— PASSAGE PROVIDED —
------------------------------------------------

"""
=====================
Lasso and Elastic Net
=====================

Lasso and elastic net (L1 and L2 penalisation) implemented using a
coordinate descent.

The coefficients can be forced to be positive.
"""
print(__doc__)

# Author: Alexandre Gramfort <alexandre.gramfort@inria.fr>
# License: BSD 3 clause

import numpy as np
import pylab as pl

from sklearn.linear_model import lasso_path, enet_path
from sklearn import datasets

diabetes = datasets.load_diabetes()
X = diabetes.data
y = diabetes.target

X /= X.std(axis=0)  # Standardize data (easier to set the l1_ratio parameter)

# Compute paths

eps = 5e-3  # the smaller it is the longer is the path

print("Computing regularization path using the lasso...")
# The return_models parameter sets that lasso_path will return
# the alphas and the coefficients as output, instead of a list
# of models as it does by default. Returning the list of models
# is deprecated and will eventually be removed in 0.15
alphas_lasso, coefs_lasso, _ = lasso_path(X, y, eps, return_models=False,
                                          fit_intercept=False)

print("Computing regularization path using the positive lasso...")
alphas_positive_lasso, coefs_positive_lasso, _ = lasso_path(
    X, y, eps, positive=True, return_models=False, fit_intercept=False)
print("Computing regularization path using the elastic net...")
alphas_enet, coefs_enet, _ = enet_path(
    X, y, eps=eps, l1_ratio=0.8, return_models=False, fit_intercept=False)

print("Computing regularization path using the positve elastic net...")
alphas_positive_enet, coefs_positive_enet, _ = enet_path(
    X, y, eps=eps, l1_ratio=0.8, positive=True, return_models=False,
    fit_intercept=False)

# Display results

pl.figure(1)
ax = pl.gca()
ax.set_color_cycle(2 * ['b', 'r', 'g', 'c', 'k'])
l1 = pl.plot(-np.log10(alphas_lasso), coefs_lasso.T)
l2 = pl.plot(-np.log10(alphas_enet), coefs_enet.T, linestyle='--')

pl.xlabel('-Log(alpha)')
pl.ylabel('coefficients')
pl.title('Lasso and Elastic-Net Paths')
pl.legend((l1[-1], l2[-1]), ('Lasso', 'Elastic-Net'), loc='lower left')
pl.axis('tight')


pl.figure(2)
ax = pl.gca()
ax.set_color_cycle(2 * ['b', 'r', 'g', 'c', 'k'])
l1 = pl.plot(-np.log10(alphas_lasso), coefs_lasso.T)

------------------------------------------------

— RECORDS SHOWN —
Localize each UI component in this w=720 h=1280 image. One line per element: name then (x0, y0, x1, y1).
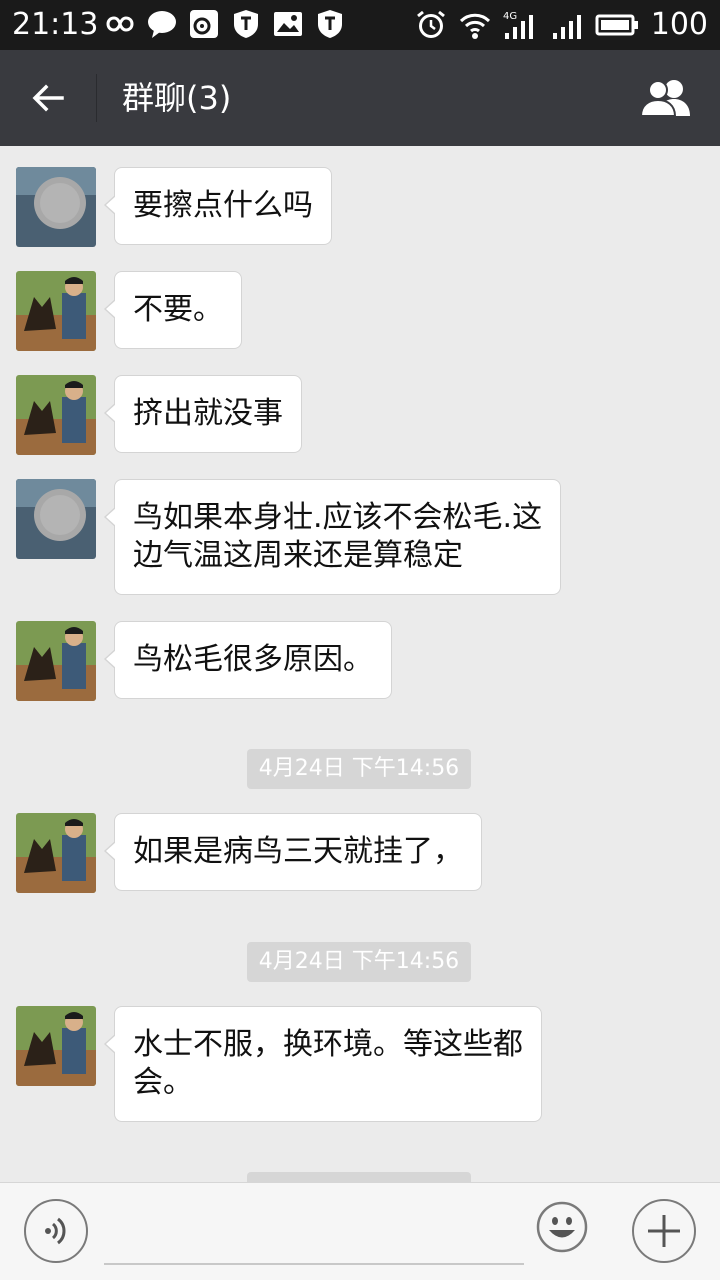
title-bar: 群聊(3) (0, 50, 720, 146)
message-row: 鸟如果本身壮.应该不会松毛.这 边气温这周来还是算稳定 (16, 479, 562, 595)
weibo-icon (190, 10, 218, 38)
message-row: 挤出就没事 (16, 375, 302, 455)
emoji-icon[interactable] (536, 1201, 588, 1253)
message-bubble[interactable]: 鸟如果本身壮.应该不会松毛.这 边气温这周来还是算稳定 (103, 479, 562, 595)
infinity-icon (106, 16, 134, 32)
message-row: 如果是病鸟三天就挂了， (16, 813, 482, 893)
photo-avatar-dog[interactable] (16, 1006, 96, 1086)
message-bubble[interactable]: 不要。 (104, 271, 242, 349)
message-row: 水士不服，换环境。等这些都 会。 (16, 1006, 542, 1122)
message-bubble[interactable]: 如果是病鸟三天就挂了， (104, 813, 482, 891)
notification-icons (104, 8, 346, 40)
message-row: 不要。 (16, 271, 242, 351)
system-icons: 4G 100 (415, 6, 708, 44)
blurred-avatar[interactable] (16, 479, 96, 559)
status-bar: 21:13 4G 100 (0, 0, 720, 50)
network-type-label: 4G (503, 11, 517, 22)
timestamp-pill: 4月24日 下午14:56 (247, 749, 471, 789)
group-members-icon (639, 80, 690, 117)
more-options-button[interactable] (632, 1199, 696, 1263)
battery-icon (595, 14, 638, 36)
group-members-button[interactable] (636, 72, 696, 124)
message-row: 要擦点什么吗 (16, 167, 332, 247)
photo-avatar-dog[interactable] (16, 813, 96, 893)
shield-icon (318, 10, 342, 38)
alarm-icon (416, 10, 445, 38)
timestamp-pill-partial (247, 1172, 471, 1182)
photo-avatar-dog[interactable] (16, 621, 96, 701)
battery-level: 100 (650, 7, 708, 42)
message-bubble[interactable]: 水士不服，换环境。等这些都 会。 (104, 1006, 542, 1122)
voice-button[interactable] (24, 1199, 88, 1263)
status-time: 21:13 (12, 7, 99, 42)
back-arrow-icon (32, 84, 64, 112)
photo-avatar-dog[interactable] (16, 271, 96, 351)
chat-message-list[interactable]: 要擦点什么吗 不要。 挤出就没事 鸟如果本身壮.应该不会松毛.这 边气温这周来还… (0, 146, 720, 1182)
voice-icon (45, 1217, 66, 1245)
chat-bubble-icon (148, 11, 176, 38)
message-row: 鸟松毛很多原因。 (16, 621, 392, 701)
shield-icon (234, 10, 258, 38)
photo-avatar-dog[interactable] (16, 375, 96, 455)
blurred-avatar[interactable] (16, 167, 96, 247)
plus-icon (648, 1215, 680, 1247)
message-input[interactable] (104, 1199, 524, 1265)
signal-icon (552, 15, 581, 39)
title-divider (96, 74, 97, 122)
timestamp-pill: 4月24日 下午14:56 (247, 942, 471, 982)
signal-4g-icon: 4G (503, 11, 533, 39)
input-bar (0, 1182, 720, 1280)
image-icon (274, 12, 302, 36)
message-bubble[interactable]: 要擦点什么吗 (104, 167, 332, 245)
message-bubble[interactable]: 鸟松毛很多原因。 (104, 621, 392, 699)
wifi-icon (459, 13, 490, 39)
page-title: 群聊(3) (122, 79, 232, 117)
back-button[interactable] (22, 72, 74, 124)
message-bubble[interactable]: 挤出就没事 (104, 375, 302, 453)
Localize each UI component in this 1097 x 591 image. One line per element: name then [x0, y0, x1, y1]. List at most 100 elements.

------------------------------------------------

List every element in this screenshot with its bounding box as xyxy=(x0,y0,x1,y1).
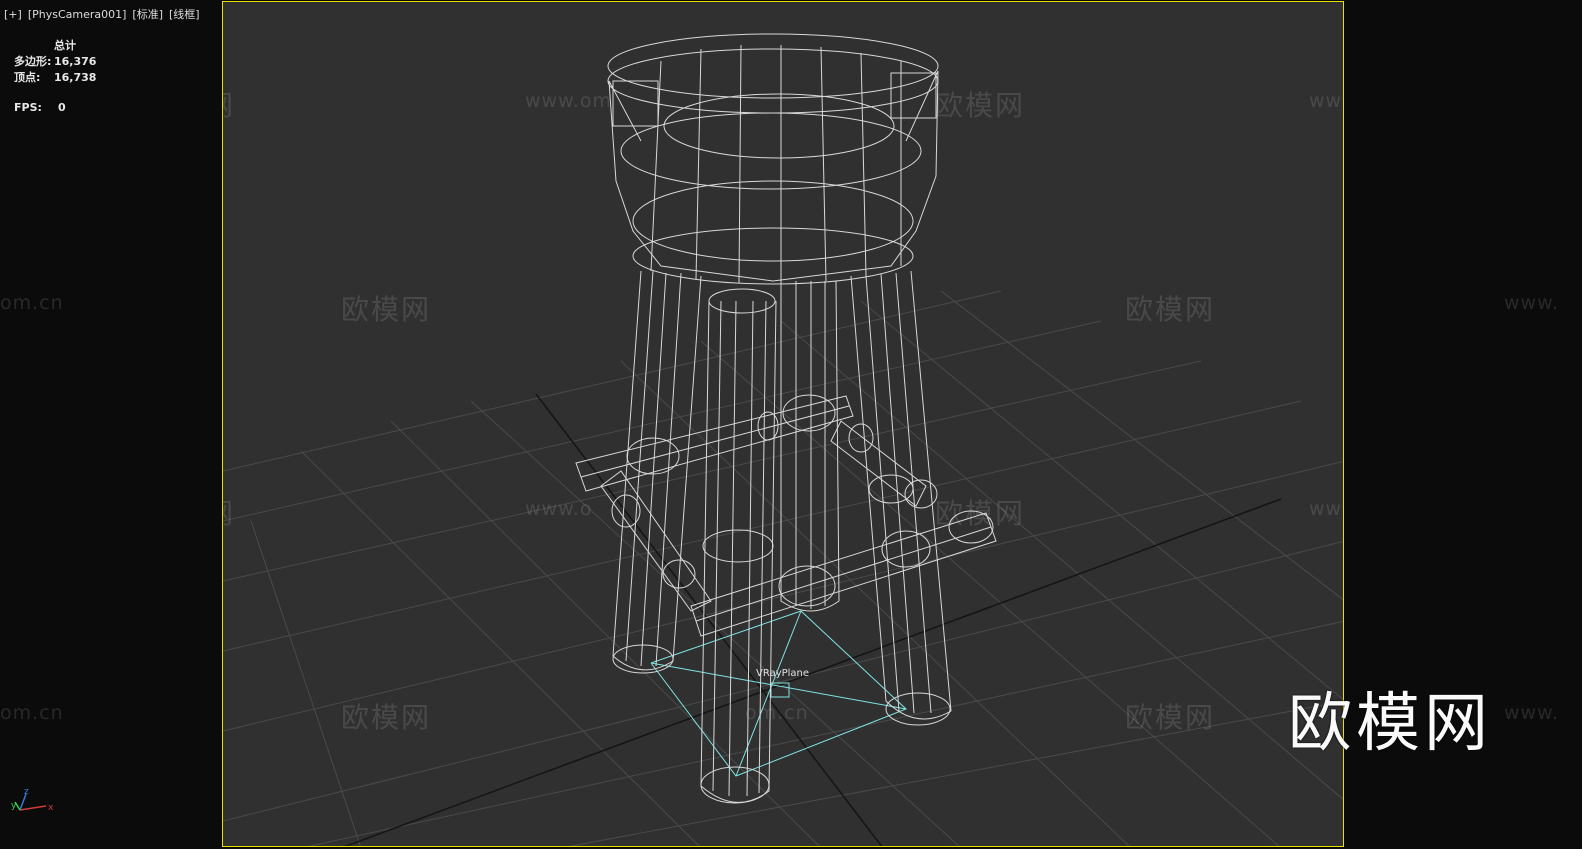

------------------------------------------------

— AIM OF THE TASK —
Please quote the stretch of the lasso and elastic net script from "pl.figure(1)" through "('Lasso', 'Elastic-Net'), loc='lower left')". These records have no connection to the lasso and elastic net script.

— THE RESPONSE —
pl.figure(1)
ax = pl.gca()
ax.set_color_cycle(2 * ['b', 'r', 'g', 'c', 'k'])
l1 = pl.plot(-np.log10(alphas_lasso), coefs_lasso.T)
l2 = pl.plot(-np.log10(alphas_enet), coefs_enet.T, linestyle='--')

pl.xlabel('-Log(alpha)')
pl.ylabel('coefficients')
pl.title('Lasso and Elastic-Net Paths')
pl.legend((l1[-1], l2[-1]), ('Lasso', 'Elastic-Net'), loc='lower left')